§ **TASK DESCRIPTION**:
Copy out all the lines exactly. Omit pictures.

Collected data entries

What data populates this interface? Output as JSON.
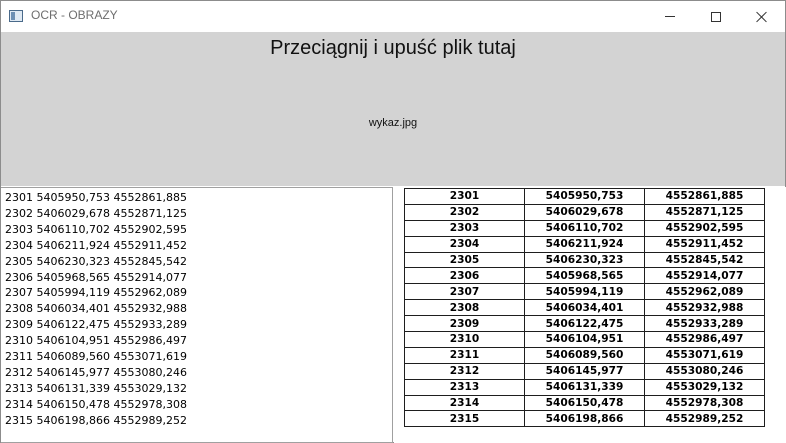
{
  "window": {
    "title": "OCR - OBRAZY",
    "controls": [
      "minimize",
      "maximize",
      "close"
    ]
  },
  "dropzone": {
    "heading": "Przeciągnij i upuść plik tutaj",
    "file_name": "wykaz.jpg"
  },
  "text_output": {
    "lines": [
      "2301 5405950,753 4552861,885",
      "2302 5406029,678 4552871,125",
      "2303 5406110,702 4552902,595",
      "2304 5406211,924 4552911,452",
      "2305 5406230,323 4552845,542",
      "2306 5405968,565 4552914,077",
      "2307 5405994,119 4552962,089",
      "2308 5406034,401 4552932,988",
      "2309 5406122,475 4552933,289",
      "2310 5406104,951 4552986,497",
      "2311 5406089,560 4553071,619",
      "2312 5406145,977 4553080,246",
      "2313 5406131,339 4553029,132",
      "2314 5406150,478 4552978,308",
      "2315 5406198,866 4552989,252"
    ]
  },
  "table": {
    "rows": [
      [
        "2301",
        "5405950,753",
        "4552861,885"
      ],
      [
        "2302",
        "5406029,678",
        "4552871,125"
      ],
      [
        "2303",
        "5406110,702",
        "4552902,595"
      ],
      [
        "2304",
        "5406211,924",
        "4552911,452"
      ],
      [
        "2305",
        "5406230,323",
        "4552845,542"
      ],
      [
        "2306",
        "5405968,565",
        "4552914,077"
      ],
      [
        "2307",
        "5405994,119",
        "4552962,089"
      ],
      [
        "2308",
        "5406034,401",
        "4552932,988"
      ],
      [
        "2309",
        "5406122,475",
        "4552933,289"
      ],
      [
        "2310",
        "5406104,951",
        "4552986,497"
      ],
      [
        "2311",
        "5406089,560",
        "4553071,619"
      ],
      [
        "2312",
        "5406145,977",
        "4553080,246"
      ],
      [
        "2313",
        "5406131,339",
        "4553029,132"
      ],
      [
        "2314",
        "5406150,478",
        "4552978,308"
      ],
      [
        "2315",
        "5406198,866",
        "4552989,252"
      ]
    ]
  },
  "colors": {
    "dropzone_bg": "#d3d3d3",
    "title_text": "#6e6e6e",
    "window_border": "#8c8c8c"
  }
}
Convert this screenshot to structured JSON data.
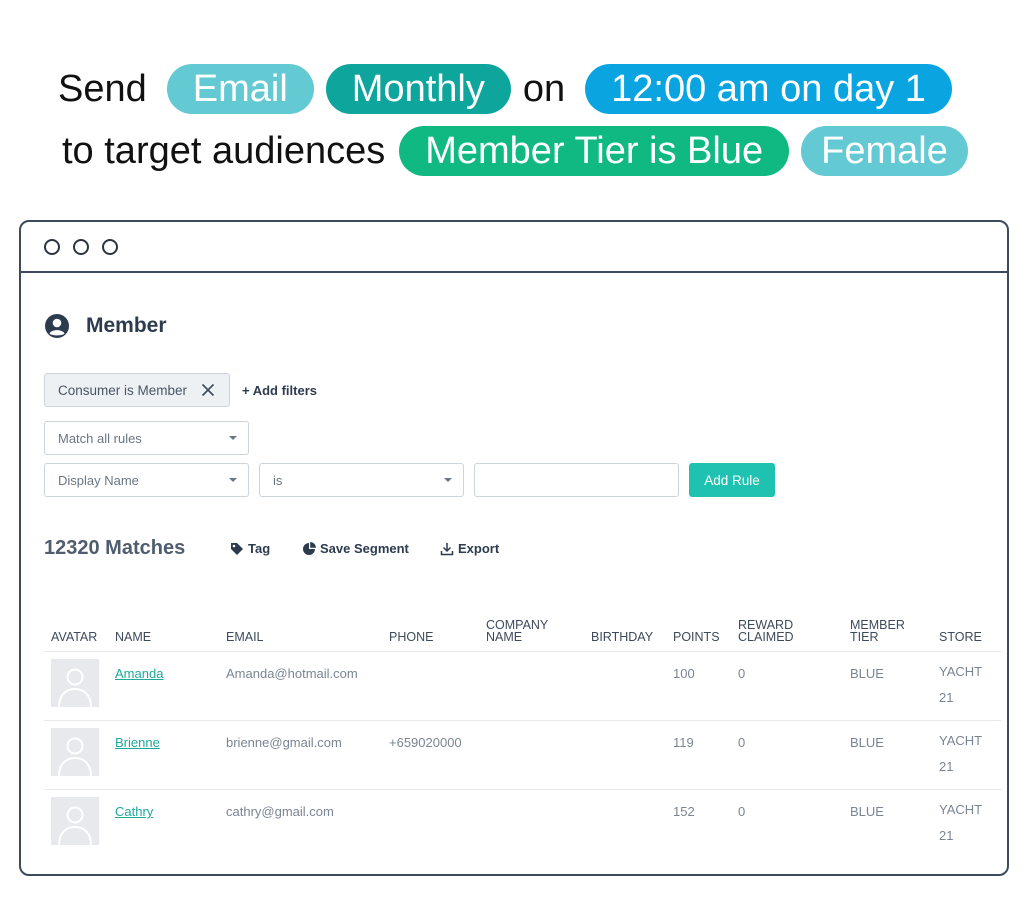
{
  "colors": {
    "pill_teal_light": "#63c9d3",
    "pill_teal_dark": "#0ea59c",
    "pill_blue": "#0aa5e1",
    "pill_green": "#10b981",
    "accent": "#1fc2b0"
  },
  "sentence": {
    "line1_word1": "Send",
    "channel": "Email",
    "frequency": "Monthly",
    "line1_word2": "on",
    "schedule": "12:00 am on day 1",
    "line2_word1": "to target audiences",
    "audience_1": "Member Tier is Blue",
    "audience_2": "Female"
  },
  "page": {
    "title": "Member",
    "icon": "user-circle-icon"
  },
  "filters": {
    "chip_label": "Consumer is Member",
    "add_filters_label": "+ Add filters",
    "match_select": "Match all rules",
    "field_select": "Display Name",
    "operator_select": "is",
    "value_input": "",
    "add_rule_label": "Add Rule"
  },
  "results": {
    "matches_label": "12320 Matches",
    "tag_label": "Tag",
    "save_segment_label": "Save Segment",
    "export_label": "Export"
  },
  "table": {
    "headers": {
      "avatar": "AVATAR",
      "name": "NAME",
      "email": "EMAIL",
      "phone": "PHONE",
      "company_1": "COMPANY",
      "company_2": "NAME",
      "birthday": "BIRTHDAY",
      "points": "POINTS",
      "reward_1": "REWARD",
      "reward_2": "CLAIMED",
      "tier_1": "MEMBER",
      "tier_2": "TIER",
      "store": "STORE"
    },
    "rows": [
      {
        "name": "Amanda",
        "email": "Amanda@hotmail.com",
        "phone": "",
        "company": "",
        "birthday": "",
        "points": "100",
        "reward": "0",
        "tier": "BLUE",
        "store_1": "YACHT",
        "store_2": "21"
      },
      {
        "name": "Brienne",
        "email": "brienne@gmail.com",
        "phone": "+659020000",
        "company": "",
        "birthday": "",
        "points": "119",
        "reward": "0",
        "tier": "BLUE",
        "store_1": "YACHT",
        "store_2": "21"
      },
      {
        "name": "Cathry",
        "email": "cathry@gmail.com",
        "phone": "",
        "company": "",
        "birthday": "",
        "points": "152",
        "reward": "0",
        "tier": "BLUE",
        "store_1": "YACHT",
        "store_2": "21"
      }
    ]
  }
}
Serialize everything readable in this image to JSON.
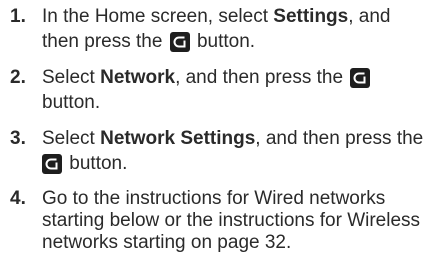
{
  "steps": [
    {
      "number": "1.",
      "line1_pre": "In the Home screen, select ",
      "line1_bold": "Settings",
      "line1_post": ", and",
      "line2_pre": "then press the ",
      "line2_post": " button."
    },
    {
      "number": "2.",
      "line1_pre": "Select ",
      "line1_bold": "Network",
      "line1_post": ", and then press the ",
      "line2_text": "button."
    },
    {
      "number": "3.",
      "line1_pre": "Select ",
      "line1_bold": "Network Settings",
      "line1_post": ", and then press the",
      "line2_post": " button."
    },
    {
      "number": "4.",
      "lines": [
        "Go to the instructions for Wired networks",
        "starting below or the instructions for Wireless",
        "networks starting on page 32."
      ]
    }
  ],
  "icons": {
    "enter": "enter-button-icon"
  },
  "colors": {
    "text": "#2a2a2a",
    "icon_bg": "#1e1e1e"
  }
}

§ **ANSWER TO THE PROBLEM**:
What data populates this interface? Output as JSON.
{
  "window": {
    "title": "OCR - OBRAZY",
    "controls": [
      "minimize",
      "maximize",
      "close"
    ]
  },
  "dropzone": {
    "heading": "Przeciągnij i upuść plik tutaj",
    "file_name": "wykaz.jpg"
  },
  "text_output": {
    "lines": [
      "2301 5405950,753 4552861,885",
      "2302 5406029,678 4552871,125",
      "2303 5406110,702 4552902,595",
      "2304 5406211,924 4552911,452",
      "2305 5406230,323 4552845,542",
      "2306 5405968,565 4552914,077",
      "2307 5405994,119 4552962,089",
      "2308 5406034,401 4552932,988",
      "2309 5406122,475 4552933,289",
      "2310 5406104,951 4552986,497",
      "2311 5406089,560 4553071,619",
      "2312 5406145,977 4553080,246",
      "2313 5406131,339 4553029,132",
      "2314 5406150,478 4552978,308",
      "2315 5406198,866 4552989,252"
    ]
  },
  "table": {
    "rows": [
      [
        "2301",
        "5405950,753",
        "4552861,885"
      ],
      [
        "2302",
        "5406029,678",
        "4552871,125"
      ],
      [
        "2303",
        "5406110,702",
        "4552902,595"
      ],
      [
        "2304",
        "5406211,924",
        "4552911,452"
      ],
      [
        "2305",
        "5406230,323",
        "4552845,542"
      ],
      [
        "2306",
        "5405968,565",
        "4552914,077"
      ],
      [
        "2307",
        "5405994,119",
        "4552962,089"
      ],
      [
        "2308",
        "5406034,401",
        "4552932,988"
      ],
      [
        "2309",
        "5406122,475",
        "4552933,289"
      ],
      [
        "2310",
        "5406104,951",
        "4552986,497"
      ],
      [
        "2311",
        "5406089,560",
        "4553071,619"
      ],
      [
        "2312",
        "5406145,977",
        "4553080,246"
      ],
      [
        "2313",
        "5406131,339",
        "4553029,132"
      ],
      [
        "2314",
        "5406150,478",
        "4552978,308"
      ],
      [
        "2315",
        "5406198,866",
        "4552989,252"
      ]
    ]
  },
  "colors": {
    "dropzone_bg": "#d3d3d3",
    "title_text": "#6e6e6e",
    "window_border": "#8c8c8c"
  }
}
Convert this screenshot to structured JSON data.
{
  "colors": {
    "pill_teal_light": "#63c9d3",
    "pill_teal_dark": "#0ea59c",
    "pill_blue": "#0aa5e1",
    "pill_green": "#10b981",
    "accent": "#1fc2b0"
  },
  "sentence": {
    "line1_word1": "Send",
    "channel": "Email",
    "frequency": "Monthly",
    "line1_word2": "on",
    "schedule": "12:00 am on day 1",
    "line2_word1": "to target audiences",
    "audience_1": "Member Tier is Blue",
    "audience_2": "Female"
  },
  "page": {
    "title": "Member",
    "icon": "user-circle-icon"
  },
  "filters": {
    "chip_label": "Consumer is Member",
    "add_filters_label": "+ Add filters",
    "match_select": "Match all rules",
    "field_select": "Display Name",
    "operator_select": "is",
    "value_input": "",
    "add_rule_label": "Add Rule"
  },
  "results": {
    "matches_label": "12320 Matches",
    "tag_label": "Tag",
    "save_segment_label": "Save Segment",
    "export_label": "Export"
  },
  "table": {
    "headers": {
      "avatar": "AVATAR",
      "name": "NAME",
      "email": "EMAIL",
      "phone": "PHONE",
      "company_1": "COMPANY",
      "company_2": "NAME",
      "birthday": "BIRTHDAY",
      "points": "POINTS",
      "reward_1": "REWARD",
      "reward_2": "CLAIMED",
      "tier_1": "MEMBER",
      "tier_2": "TIER",
      "store": "STORE"
    },
    "rows": [
      {
        "name": "Amanda",
        "email": "Amanda@hotmail.com",
        "phone": "",
        "company": "",
        "birthday": "",
        "points": "100",
        "reward": "0",
        "tier": "BLUE",
        "store_1": "YACHT",
        "store_2": "21"
      },
      {
        "name": "Brienne",
        "email": "brienne@gmail.com",
        "phone": "+659020000",
        "company": "",
        "birthday": "",
        "points": "119",
        "reward": "0",
        "tier": "BLUE",
        "store_1": "YACHT",
        "store_2": "21"
      },
      {
        "name": "Cathry",
        "email": "cathry@gmail.com",
        "phone": "",
        "company": "",
        "birthday": "",
        "points": "152",
        "reward": "0",
        "tier": "BLUE",
        "store_1": "YACHT",
        "store_2": "21"
      }
    ]
  }
}
Serialize everything readable in this image to JSON.
{
  "steps": [
    {
      "number": "1.",
      "line1_pre": "In the Home screen, select ",
      "line1_bold": "Settings",
      "line1_post": ", and",
      "line2_pre": "then press the ",
      "line2_post": " button."
    },
    {
      "number": "2.",
      "line1_pre": "Select ",
      "line1_bold": "Network",
      "line1_post": ", and then press the ",
      "line2_text": "button."
    },
    {
      "number": "3.",
      "line1_pre": "Select ",
      "line1_bold": "Network Settings",
      "line1_post": ", and then press the",
      "line2_post": " button."
    },
    {
      "number": "4.",
      "lines": [
        "Go to the instructions for Wired networks",
        "starting below or the instructions for Wireless",
        "networks starting on page 32."
      ]
    }
  ],
  "icons": {
    "enter": "enter-button-icon"
  },
  "colors": {
    "text": "#2a2a2a",
    "icon_bg": "#1e1e1e"
  }
}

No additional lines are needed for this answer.